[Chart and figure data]
□ □ □ □ □

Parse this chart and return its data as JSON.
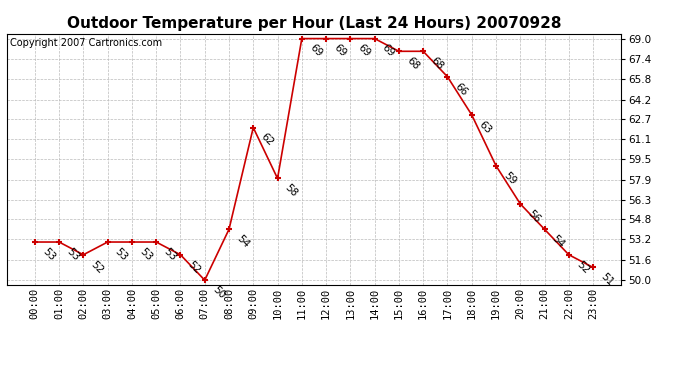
{
  "title": "Outdoor Temperature per Hour (Last 24 Hours) 20070928",
  "copyright": "Copyright 2007 Cartronics.com",
  "hours": [
    "00:00",
    "01:00",
    "02:00",
    "03:00",
    "04:00",
    "05:00",
    "06:00",
    "07:00",
    "08:00",
    "09:00",
    "10:00",
    "11:00",
    "12:00",
    "13:00",
    "14:00",
    "15:00",
    "16:00",
    "17:00",
    "18:00",
    "19:00",
    "20:00",
    "21:00",
    "22:00",
    "23:00"
  ],
  "temperatures": [
    53,
    53,
    52,
    53,
    53,
    53,
    52,
    50,
    54,
    62,
    58,
    69,
    69,
    69,
    69,
    68,
    68,
    66,
    63,
    59,
    56,
    54,
    52,
    51
  ],
  "line_color": "#cc0000",
  "marker_color": "#cc0000",
  "background_color": "#ffffff",
  "grid_color": "#bbbbbb",
  "ylim_min": 50.0,
  "ylim_max": 69.0,
  "yticks": [
    50.0,
    51.6,
    53.2,
    54.8,
    56.3,
    57.9,
    59.5,
    61.1,
    62.7,
    64.2,
    65.8,
    67.4,
    69.0
  ],
  "title_fontsize": 11,
  "copyright_fontsize": 7,
  "label_fontsize": 7.5,
  "tick_fontsize": 7.5
}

□ □ □ □ □

▶ [What the task requires]
Every entry above should be duplicated exactly. Do not include the images.

▶ [Complete answer]
Parse this chart and return its data as JSON.
{
  "title": "Outdoor Temperature per Hour (Last 24 Hours) 20070928",
  "copyright": "Copyright 2007 Cartronics.com",
  "hours": [
    "00:00",
    "01:00",
    "02:00",
    "03:00",
    "04:00",
    "05:00",
    "06:00",
    "07:00",
    "08:00",
    "09:00",
    "10:00",
    "11:00",
    "12:00",
    "13:00",
    "14:00",
    "15:00",
    "16:00",
    "17:00",
    "18:00",
    "19:00",
    "20:00",
    "21:00",
    "22:00",
    "23:00"
  ],
  "temperatures": [
    53,
    53,
    52,
    53,
    53,
    53,
    52,
    50,
    54,
    62,
    58,
    69,
    69,
    69,
    69,
    68,
    68,
    66,
    63,
    59,
    56,
    54,
    52,
    51
  ],
  "line_color": "#cc0000",
  "marker_color": "#cc0000",
  "background_color": "#ffffff",
  "grid_color": "#bbbbbb",
  "ylim_min": 50.0,
  "ylim_max": 69.0,
  "yticks": [
    50.0,
    51.6,
    53.2,
    54.8,
    56.3,
    57.9,
    59.5,
    61.1,
    62.7,
    64.2,
    65.8,
    67.4,
    69.0
  ],
  "title_fontsize": 11,
  "copyright_fontsize": 7,
  "label_fontsize": 7.5,
  "tick_fontsize": 7.5
}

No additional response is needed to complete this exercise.